→ **Task input**:
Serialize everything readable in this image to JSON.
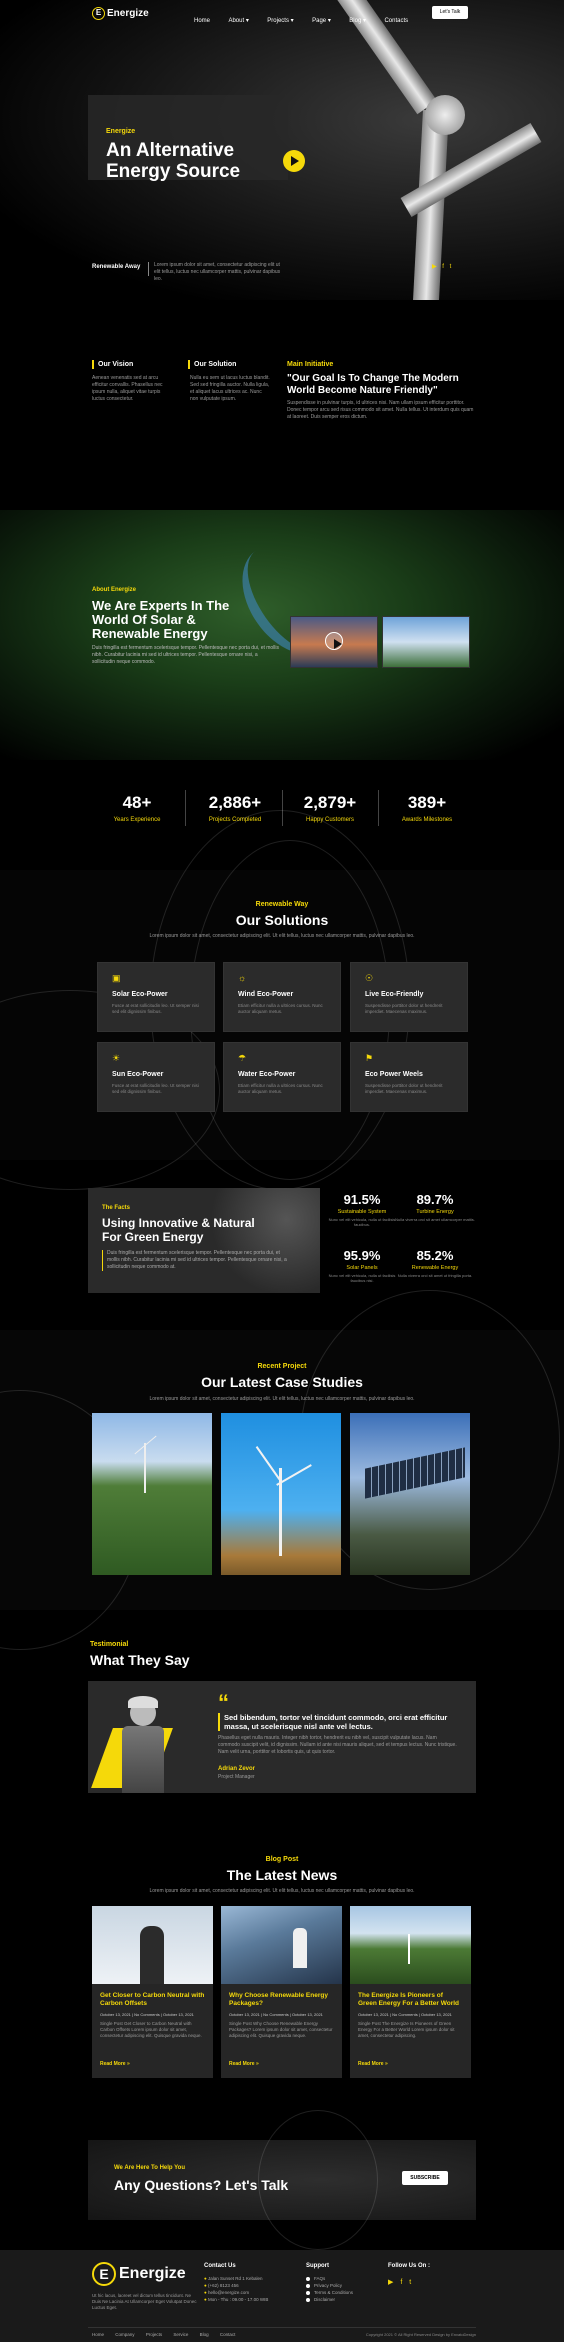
{
  "brand": {
    "name": "Energize",
    "logo_letter": "E"
  },
  "nav": {
    "items": [
      "Home",
      "About",
      "Projects",
      "Page",
      "Blog",
      "Contacts"
    ],
    "cta": "Let's Talk"
  },
  "hero": {
    "eyebrow": "Energize",
    "title_line1": "An Alternative",
    "title_line2": "Energy Source",
    "renewable_label": "Renewable Away",
    "renewable_text": "Lorem ipsum dolor sit amet, consectetur adipiscing elit ut elit tellus, luctus nec ullamcorper mattis, pulvinar dapibus leo."
  },
  "vision": {
    "title": "Our Vision",
    "text": "Aenean venenatis sed at arcu efficitur convallis. Phasellus nec ipsum nulla, aliquet vitae turpis luctus consectetur."
  },
  "solution_col": {
    "title": "Our Solution",
    "text": "Nulla eu sem ut lacus luctus blandit. Sed sed fringilla auctor. Nulla ligula, et aliquet lacus ultrices ac. Nunc non vulputate ipsum."
  },
  "initiative": {
    "label": "Main Initiative",
    "quote": "\"Our Goal Is To Change The Modern World Become Nature Friendly\"",
    "text": "Suspendisse in pulvinar turpis, id ultrices nisi. Nam ullam ipsum efficitur porttitor. Donec tempor arcu sed risus commodo sit amet. Nulla tellus. Ut interdum quis quam at laoreet. Duis semper eros dictum."
  },
  "about": {
    "eyebrow": "About Energize",
    "title_line1": "We Are Experts In The",
    "title_line2": "World Of Solar &",
    "title_line3": "Renewable Energy",
    "text": "Duis fringilla est fermentum scelerisque tempor. Pellentesque nec porta dui, et mollis nibh. Curabitur lacinia mi sed id ultrices tempor. Pellentesque ornare nisi, a sollicitudin neque commodo."
  },
  "stats": [
    {
      "num": "48+",
      "label": "Years Experience"
    },
    {
      "num": "2,886+",
      "label": "Projects Completed"
    },
    {
      "num": "2,879+",
      "label": "Happy Customers"
    },
    {
      "num": "389+",
      "label": "Awards Milestones"
    }
  ],
  "solutions": {
    "eyebrow": "Renewable Way",
    "title": "Our Solutions",
    "intro": "Lorem ipsum dolor sit amet, consectetur adipiscing elit. Ut elit tellus, luctus nec ullamcorper mattis, pulvinar dapibus leo.",
    "cards": [
      {
        "icon": "▣",
        "title": "Solar Eco-Power",
        "text": "Fusce at erat sollicitudin leo. Ut semper nisi sed elit dignissim finibus."
      },
      {
        "icon": "☼",
        "title": "Wind Eco-Power",
        "text": "Etiam efficitur nulla a ultrices cursus. Nunc auctor aliquam metus."
      },
      {
        "icon": "☉",
        "title": "Live Eco-Friendly",
        "text": "Suspendisse porttitor dolor ut hendrerit imperdiet. Maecenas maximus."
      },
      {
        "icon": "☀",
        "title": "Sun Eco-Power",
        "text": "Fusce at erat sollicitudin leo. Ut semper nisi sed elit dignissim finibus."
      },
      {
        "icon": "☂",
        "title": "Water Eco-Power",
        "text": "Etiam efficitur nulla a ultrices cursus. Nunc auctor aliquam metus."
      },
      {
        "icon": "⚑",
        "title": "Eco Power Weels",
        "text": "Suspendisse porttitor dolor ut hendrerit imperdiet. Maecenas maximus."
      }
    ]
  },
  "facts": {
    "eyebrow": "The Facts",
    "title_line1": "Using Innovative & Natural",
    "title_line2": "For Green Energy",
    "text": "Duis fringilla est fermentum scelerisque tempor. Pellentesque nec porta dui, et mollis nibh. Curabitur lacinia mi sed id ultrices tempor. Pellentesque ornare nisi, a sollicitudin neque commodo at.",
    "items": [
      {
        "num": "91.5%",
        "label": "Sustainable System",
        "text": "Nunc vel elit vehicula, nulla ut facilisis faucibus."
      },
      {
        "num": "89.7%",
        "label": "Turbine Energy",
        "text": "Nulla viverra orci sit amet ullamcorper mattis."
      },
      {
        "num": "95.9%",
        "label": "Solar Panels",
        "text": "Nunc vel elit vehicula, nulla ut facilisis faucibus nisi."
      },
      {
        "num": "85.2%",
        "label": "Renewable Energy",
        "text": "Nulla viverra orci sit amet ut fringilla porta."
      }
    ]
  },
  "cases": {
    "eyebrow": "Recent Project",
    "title": "Our Latest Case Studies",
    "intro": "Lorem ipsum dolor sit amet, consectetur adipiscing elit. Ut elit tellus, luctus nec ullamcorper mattis, pulvinar dapibus leo."
  },
  "testimonial": {
    "eyebrow": "Testimonial",
    "title": "What They Say",
    "quote_mark": "“",
    "headline": "Sed bibendum, tortor vel tincidunt commodo, orci erat efficitur massa, ut scelerisque nisl ante vel lectus.",
    "text": "Phasellus eget nulla mauris. Integer nibh tortor, hendrerit eu nibh vel, suscipit vulputate lacus. Nam commodo suscipit velit, id dignissim. Nullam id ante nisi mauris aliquet, sed et tempus lectus. Nunc tristique. Nam velit urna, porttitor et lobortis quis, ut quis tortor.",
    "name": "Adrian Zevor",
    "role": "Project Manager"
  },
  "blog": {
    "eyebrow": "Blog Post",
    "title": "The Latest News",
    "intro": "Lorem ipsum dolor sit amet, consectetur adipiscing elit. Ut elit tellus, luctus nec ullamcorper mattis, pulvinar dapibus leo.",
    "posts": [
      {
        "title": "Get Closer to Carbon Neutral with Carbon Offsets",
        "meta": "October 13, 2021 | No Comments | October 13, 2021",
        "text": "Single Post Get Closer to Carbon Neutral with Carbon Offsets Lorem ipsum dolor sit amet, consectetur adipiscing elit. Quisque gravida neque.",
        "link": "Read More »"
      },
      {
        "title": "Why Choose Renewable Energy Packages?",
        "meta": "October 13, 2021 | No Comments | October 13, 2021",
        "text": "Single Post Why Choose Renewable Energy Packages? Lorem ipsum dolor sit amet, consectetur adipiscing elit. Quisque gravida neque.",
        "link": "Read More »"
      },
      {
        "title": "The Energize Is Pioneers of Green Energy For a Better World",
        "meta": "October 13, 2021 | No Comments | October 13, 2021",
        "text": "Single Post The Energize Is Pioneers of Green Energy For a Better World Lorem ipsum dolor sit amet, consectetur adipiscing.",
        "link": "Read More »"
      }
    ]
  },
  "cta": {
    "eyebrow": "We Are Here To Help You",
    "title": "Any Questions? Let's Talk",
    "button": "SUBSCRIBE"
  },
  "footer": {
    "about": "Ut hic lacus, laoreet vel dictum tellus tincidunt. Ne Duis Ne Lacinia At Ullamcorper Eget Volutpat Donec Luctus Eget.",
    "contact_title": "Contact Us",
    "contact": [
      "Jalan Sunset Rd 1 Kebalen",
      "(+62) 8123 456",
      "hello@energize.com",
      "Mon - Thu : 09.00 - 17.00 WIB"
    ],
    "support_title": "Support",
    "support": [
      "FAQs",
      "Privacy Policy",
      "Terms & Conditions",
      "Disclaimer"
    ],
    "follow_title": "Follow Us On :",
    "social": [
      "▶",
      "f",
      "t"
    ],
    "bottom_links": [
      "Home",
      "Company",
      "Projects",
      "Service",
      "Blog",
      "Contact"
    ],
    "copyright": "Copyright 2021 © All Right Reserved Design by EnvatoDesign"
  },
  "colors": {
    "accent": "#f5d90a",
    "bg": "#000000",
    "card": "#2a2a2a"
  }
}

→ **Work to be completed**: Give every record back exactly as it reads, with no images.

→ **Answer to the task**:
Serialize everything readable in this image to JSON.
{
  "brand": {
    "name": "Energize",
    "logo_letter": "E"
  },
  "nav": {
    "items": [
      "Home",
      "About",
      "Projects",
      "Page",
      "Blog",
      "Contacts"
    ],
    "cta": "Let's Talk"
  },
  "hero": {
    "eyebrow": "Energize",
    "title_line1": "An Alternative",
    "title_line2": "Energy Source",
    "renewable_label": "Renewable Away",
    "renewable_text": "Lorem ipsum dolor sit amet, consectetur adipiscing elit ut elit tellus, luctus nec ullamcorper mattis, pulvinar dapibus leo."
  },
  "vision": {
    "title": "Our Vision",
    "text": "Aenean venenatis sed at arcu efficitur convallis. Phasellus nec ipsum nulla, aliquet vitae turpis luctus consectetur."
  },
  "solution_col": {
    "title": "Our Solution",
    "text": "Nulla eu sem ut lacus luctus blandit. Sed sed fringilla auctor. Nulla ligula, et aliquet lacus ultrices ac. Nunc non vulputate ipsum."
  },
  "initiative": {
    "label": "Main Initiative",
    "quote": "\"Our Goal Is To Change The Modern World Become Nature Friendly\"",
    "text": "Suspendisse in pulvinar turpis, id ultrices nisi. Nam ullam ipsum efficitur porttitor. Donec tempor arcu sed risus commodo sit amet. Nulla tellus. Ut interdum quis quam at laoreet. Duis semper eros dictum."
  },
  "about": {
    "eyebrow": "About Energize",
    "title_line1": "We Are Experts In The",
    "title_line2": "World Of Solar &",
    "title_line3": "Renewable Energy",
    "text": "Duis fringilla est fermentum scelerisque tempor. Pellentesque nec porta dui, et mollis nibh. Curabitur lacinia mi sed id ultrices tempor. Pellentesque ornare nisi, a sollicitudin neque commodo."
  },
  "stats": [
    {
      "num": "48+",
      "label": "Years Experience"
    },
    {
      "num": "2,886+",
      "label": "Projects Completed"
    },
    {
      "num": "2,879+",
      "label": "Happy Customers"
    },
    {
      "num": "389+",
      "label": "Awards Milestones"
    }
  ],
  "solutions": {
    "eyebrow": "Renewable Way",
    "title": "Our Solutions",
    "intro": "Lorem ipsum dolor sit amet, consectetur adipiscing elit. Ut elit tellus, luctus nec ullamcorper mattis, pulvinar dapibus leo.",
    "cards": [
      {
        "icon": "▣",
        "title": "Solar Eco-Power",
        "text": "Fusce at erat sollicitudin leo. Ut semper nisi sed elit dignissim finibus."
      },
      {
        "icon": "☼",
        "title": "Wind Eco-Power",
        "text": "Etiam efficitur nulla a ultrices cursus. Nunc auctor aliquam metus."
      },
      {
        "icon": "☉",
        "title": "Live Eco-Friendly",
        "text": "Suspendisse porttitor dolor ut hendrerit imperdiet. Maecenas maximus."
      },
      {
        "icon": "☀",
        "title": "Sun Eco-Power",
        "text": "Fusce at erat sollicitudin leo. Ut semper nisi sed elit dignissim finibus."
      },
      {
        "icon": "☂",
        "title": "Water Eco-Power",
        "text": "Etiam efficitur nulla a ultrices cursus. Nunc auctor aliquam metus."
      },
      {
        "icon": "⚑",
        "title": "Eco Power Weels",
        "text": "Suspendisse porttitor dolor ut hendrerit imperdiet. Maecenas maximus."
      }
    ]
  },
  "facts": {
    "eyebrow": "The Facts",
    "title_line1": "Using Innovative & Natural",
    "title_line2": "For Green Energy",
    "text": "Duis fringilla est fermentum scelerisque tempor. Pellentesque nec porta dui, et mollis nibh. Curabitur lacinia mi sed id ultrices tempor. Pellentesque ornare nisi, a sollicitudin neque commodo at.",
    "items": [
      {
        "num": "91.5%",
        "label": "Sustainable System",
        "text": "Nunc vel elit vehicula, nulla ut facilisis faucibus."
      },
      {
        "num": "89.7%",
        "label": "Turbine Energy",
        "text": "Nulla viverra orci sit amet ullamcorper mattis."
      },
      {
        "num": "95.9%",
        "label": "Solar Panels",
        "text": "Nunc vel elit vehicula, nulla ut facilisis faucibus nisi."
      },
      {
        "num": "85.2%",
        "label": "Renewable Energy",
        "text": "Nulla viverra orci sit amet ut fringilla porta."
      }
    ]
  },
  "cases": {
    "eyebrow": "Recent Project",
    "title": "Our Latest Case Studies",
    "intro": "Lorem ipsum dolor sit amet, consectetur adipiscing elit. Ut elit tellus, luctus nec ullamcorper mattis, pulvinar dapibus leo."
  },
  "testimonial": {
    "eyebrow": "Testimonial",
    "title": "What They Say",
    "quote_mark": "“",
    "headline": "Sed bibendum, tortor vel tincidunt commodo, orci erat efficitur massa, ut scelerisque nisl ante vel lectus.",
    "text": "Phasellus eget nulla mauris. Integer nibh tortor, hendrerit eu nibh vel, suscipit vulputate lacus. Nam commodo suscipit velit, id dignissim. Nullam id ante nisi mauris aliquet, sed et tempus lectus. Nunc tristique. Nam velit urna, porttitor et lobortis quis, ut quis tortor.",
    "name": "Adrian Zevor",
    "role": "Project Manager"
  },
  "blog": {
    "eyebrow": "Blog Post",
    "title": "The Latest News",
    "intro": "Lorem ipsum dolor sit amet, consectetur adipiscing elit. Ut elit tellus, luctus nec ullamcorper mattis, pulvinar dapibus leo.",
    "posts": [
      {
        "title": "Get Closer to Carbon Neutral with Carbon Offsets",
        "meta": "October 13, 2021 | No Comments | October 13, 2021",
        "text": "Single Post Get Closer to Carbon Neutral with Carbon Offsets Lorem ipsum dolor sit amet, consectetur adipiscing elit. Quisque gravida neque.",
        "link": "Read More »"
      },
      {
        "title": "Why Choose Renewable Energy Packages?",
        "meta": "October 13, 2021 | No Comments | October 13, 2021",
        "text": "Single Post Why Choose Renewable Energy Packages? Lorem ipsum dolor sit amet, consectetur adipiscing elit. Quisque gravida neque.",
        "link": "Read More »"
      },
      {
        "title": "The Energize Is Pioneers of Green Energy For a Better World",
        "meta": "October 13, 2021 | No Comments | October 13, 2021",
        "text": "Single Post The Energize Is Pioneers of Green Energy For a Better World Lorem ipsum dolor sit amet, consectetur adipiscing.",
        "link": "Read More »"
      }
    ]
  },
  "cta": {
    "eyebrow": "We Are Here To Help You",
    "title": "Any Questions? Let's Talk",
    "button": "SUBSCRIBE"
  },
  "footer": {
    "about": "Ut hic lacus, laoreet vel dictum tellus tincidunt. Ne Duis Ne Lacinia At Ullamcorper Eget Volutpat Donec Luctus Eget.",
    "contact_title": "Contact Us",
    "contact": [
      "Jalan Sunset Rd 1 Kebalen",
      "(+62) 8123 456",
      "hello@energize.com",
      "Mon - Thu : 09.00 - 17.00 WIB"
    ],
    "support_title": "Support",
    "support": [
      "FAQs",
      "Privacy Policy",
      "Terms & Conditions",
      "Disclaimer"
    ],
    "follow_title": "Follow Us On :",
    "social": [
      "▶",
      "f",
      "t"
    ],
    "bottom_links": [
      "Home",
      "Company",
      "Projects",
      "Service",
      "Blog",
      "Contact"
    ],
    "copyright": "Copyright 2021 © All Right Reserved Design by EnvatoDesign"
  },
  "colors": {
    "accent": "#f5d90a",
    "bg": "#000000",
    "card": "#2a2a2a"
  }
}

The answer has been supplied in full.